(Excerpt from a dataset)
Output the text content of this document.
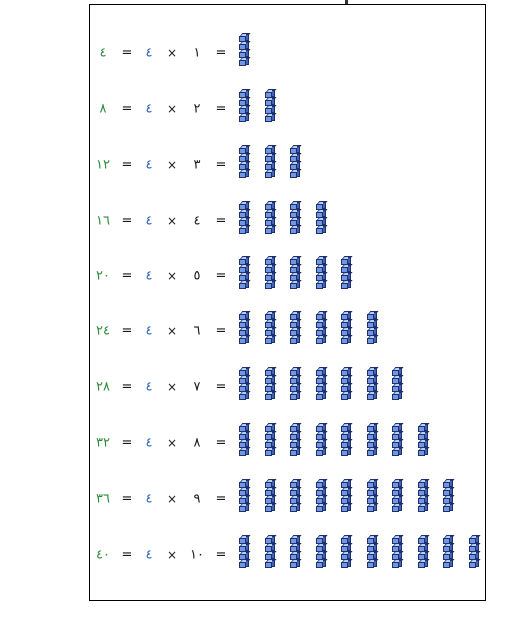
٤ = ٤ × ١ =
٨ = ٤ × ٢ =
١٢ = ٤ × ٣ =
١٦ = ٤ × ٤ =
٢٠ = ٤ × ٥ =
٢٤ = ٤ × ٦ =
٢٨ = ٤ × ٧ =
٣٢ = ٤ × ٨ =
٣٦ = ٤ × ٩ =
٤٠ = ٤ × ١٠ =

| STATED GOAL |
Give the material again exactly as it is, but keep the pictures out.

| EXERCISE OUTPUT |
Output the text content of this document.
٤ = ٤ × ١ =
٨ = ٤ × ٢ =
١٢ = ٤ × ٣ =
١٦ = ٤ × ٤ =
٢٠ = ٤ × ٥ =
٢٤ = ٤ × ٦ =
٢٨ = ٤ × ٧ =
٣٢ = ٤ × ٨ =
٣٦ = ٤ × ٩ =
٤٠ = ٤ × ١٠ =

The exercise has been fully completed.